▶ **The task**
Output each entry verbatim and exclude every picture from it.

○ ○ ○ ○

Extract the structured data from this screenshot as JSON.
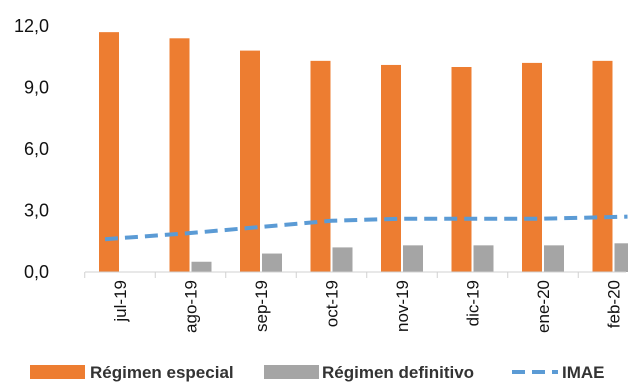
{
  "chart_data": {
    "type": "bar",
    "categories": [
      "jul-19",
      "ago-19",
      "sep-19",
      "oct-19",
      "nov-19",
      "dic-19",
      "ene-20",
      "feb-20"
    ],
    "series": [
      {
        "name": "Régimen especial",
        "type": "bar",
        "color": "#ED7D31",
        "values": [
          11.7,
          11.4,
          10.8,
          10.3,
          10.1,
          10.0,
          10.2,
          10.3
        ]
      },
      {
        "name": "Régimen definitivo",
        "type": "bar",
        "color": "#A5A5A5",
        "values": [
          0.0,
          0.5,
          0.9,
          1.2,
          1.3,
          1.3,
          1.3,
          1.4
        ]
      },
      {
        "name": "IMAE",
        "type": "line",
        "style": "dashed",
        "color": "#5B9BD5",
        "values": [
          1.6,
          1.9,
          2.2,
          2.5,
          2.6,
          2.6,
          2.6,
          2.7
        ]
      }
    ],
    "y_ticks": [
      "0,0",
      "3,0",
      "6,0",
      "9,0",
      "12,0"
    ],
    "y_tick_values": [
      0,
      3,
      6,
      9,
      12
    ],
    "ylim": [
      0,
      12
    ],
    "legend_position": "bottom",
    "grid": false
  }
}
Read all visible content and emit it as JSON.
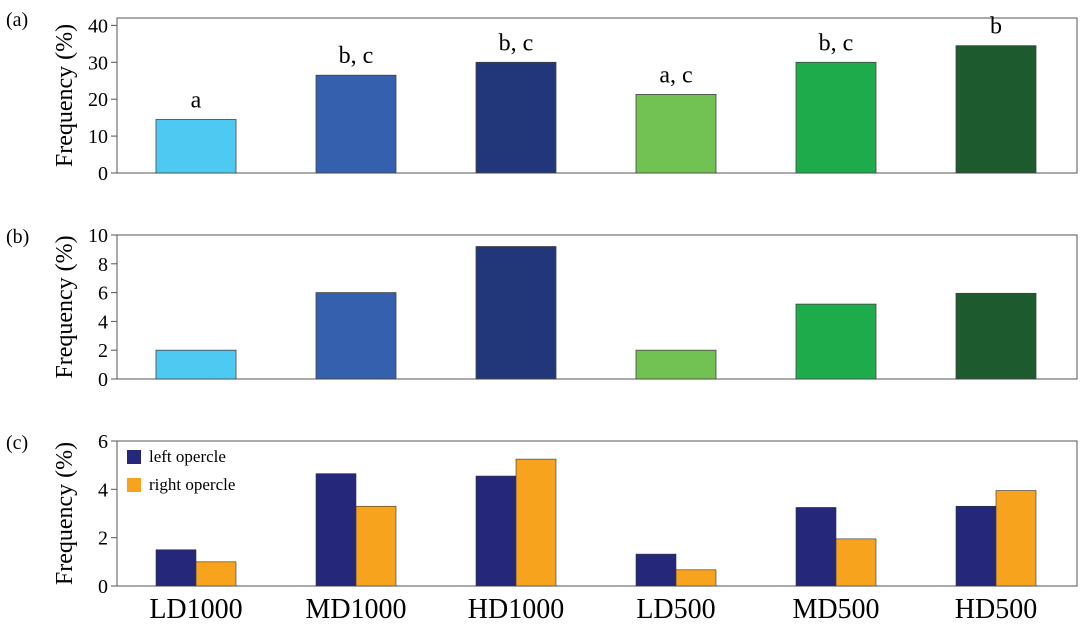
{
  "chart_data": [
    {
      "panel": "(a)",
      "type": "bar",
      "ylabel": "Frequency (%)",
      "ylim": [
        0,
        42
      ],
      "yticks": [
        "0",
        "10",
        "20",
        "30",
        "40"
      ],
      "categories": [
        "LD1000",
        "MD1000",
        "HD1000",
        "LD500",
        "MD500",
        "HD500"
      ],
      "values": [
        14.5,
        26.5,
        30,
        21.3,
        30,
        34.5
      ],
      "bar_colors": [
        "#4ec9f2",
        "#3560ae",
        "#22377a",
        "#72c153",
        "#1eab4b",
        "#1d5a2d"
      ],
      "annotations": [
        "a",
        "b, c",
        "b, c",
        "a, c",
        "b, c",
        "b"
      ]
    },
    {
      "panel": "(b)",
      "type": "bar",
      "ylabel": "Frequency (%)",
      "ylim": [
        0,
        10
      ],
      "yticks": [
        "0",
        "2",
        "4",
        "6",
        "8",
        "10"
      ],
      "categories": [
        "LD1000",
        "MD1000",
        "HD1000",
        "LD500",
        "MD500",
        "HD500"
      ],
      "values": [
        2,
        6,
        9.2,
        2,
        5.2,
        5.95
      ],
      "bar_colors": [
        "#4ec9f2",
        "#3560ae",
        "#22377a",
        "#72c153",
        "#1eab4b",
        "#1d5a2d"
      ]
    },
    {
      "panel": "(c)",
      "type": "bar",
      "ylabel": "Frequency (%)",
      "ylim": [
        0,
        6
      ],
      "yticks": [
        "0",
        "2",
        "4",
        "6"
      ],
      "categories": [
        "LD1000",
        "MD1000",
        "HD1000",
        "LD500",
        "MD500",
        "HD500"
      ],
      "legend_position": "top-left",
      "series": [
        {
          "name": "left opercle",
          "color": "#25287a",
          "values": [
            1.5,
            4.65,
            4.55,
            1.32,
            3.25,
            3.3
          ]
        },
        {
          "name": "right opercle",
          "color": "#f8a31e",
          "values": [
            1,
            3.3,
            5.25,
            0.67,
            1.95,
            3.95
          ]
        }
      ]
    }
  ]
}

○ ○ ○ ○

▶ **Written answer**
Extract the structured data from this screenshot as JSON.
{
  "chart_data": {
    "type": "bar",
    "categories": [
      "jul-19",
      "ago-19",
      "sep-19",
      "oct-19",
      "nov-19",
      "dic-19",
      "ene-20",
      "feb-20"
    ],
    "series": [
      {
        "name": "Régimen especial",
        "type": "bar",
        "color": "#ED7D31",
        "values": [
          11.7,
          11.4,
          10.8,
          10.3,
          10.1,
          10.0,
          10.2,
          10.3
        ]
      },
      {
        "name": "Régimen definitivo",
        "type": "bar",
        "color": "#A5A5A5",
        "values": [
          0.0,
          0.5,
          0.9,
          1.2,
          1.3,
          1.3,
          1.3,
          1.4
        ]
      },
      {
        "name": "IMAE",
        "type": "line",
        "style": "dashed",
        "color": "#5B9BD5",
        "values": [
          1.6,
          1.9,
          2.2,
          2.5,
          2.6,
          2.6,
          2.6,
          2.7
        ]
      }
    ],
    "y_ticks": [
      "0,0",
      "3,0",
      "6,0",
      "9,0",
      "12,0"
    ],
    "y_tick_values": [
      0,
      3,
      6,
      9,
      12
    ],
    "ylim": [
      0,
      12
    ],
    "legend_position": "bottom",
    "grid": false
  }
}
Read all visible content and emit it as JSON.
{
  "chart_data": [
    {
      "panel": "(a)",
      "type": "bar",
      "ylabel": "Frequency (%)",
      "ylim": [
        0,
        42
      ],
      "yticks": [
        "0",
        "10",
        "20",
        "30",
        "40"
      ],
      "categories": [
        "LD1000",
        "MD1000",
        "HD1000",
        "LD500",
        "MD500",
        "HD500"
      ],
      "values": [
        14.5,
        26.5,
        30,
        21.3,
        30,
        34.5
      ],
      "bar_colors": [
        "#4ec9f2",
        "#3560ae",
        "#22377a",
        "#72c153",
        "#1eab4b",
        "#1d5a2d"
      ],
      "annotations": [
        "a",
        "b, c",
        "b, c",
        "a, c",
        "b, c",
        "b"
      ]
    },
    {
      "panel": "(b)",
      "type": "bar",
      "ylabel": "Frequency (%)",
      "ylim": [
        0,
        10
      ],
      "yticks": [
        "0",
        "2",
        "4",
        "6",
        "8",
        "10"
      ],
      "categories": [
        "LD1000",
        "MD1000",
        "HD1000",
        "LD500",
        "MD500",
        "HD500"
      ],
      "values": [
        2,
        6,
        9.2,
        2,
        5.2,
        5.95
      ],
      "bar_colors": [
        "#4ec9f2",
        "#3560ae",
        "#22377a",
        "#72c153",
        "#1eab4b",
        "#1d5a2d"
      ]
    },
    {
      "panel": "(c)",
      "type": "bar",
      "ylabel": "Frequency (%)",
      "ylim": [
        0,
        6
      ],
      "yticks": [
        "0",
        "2",
        "4",
        "6"
      ],
      "categories": [
        "LD1000",
        "MD1000",
        "HD1000",
        "LD500",
        "MD500",
        "HD500"
      ],
      "legend_position": "top-left",
      "series": [
        {
          "name": "left opercle",
          "color": "#25287a",
          "values": [
            1.5,
            4.65,
            4.55,
            1.32,
            3.25,
            3.3
          ]
        },
        {
          "name": "right opercle",
          "color": "#f8a31e",
          "values": [
            1,
            3.3,
            5.25,
            0.67,
            1.95,
            3.95
          ]
        }
      ]
    }
  ]
}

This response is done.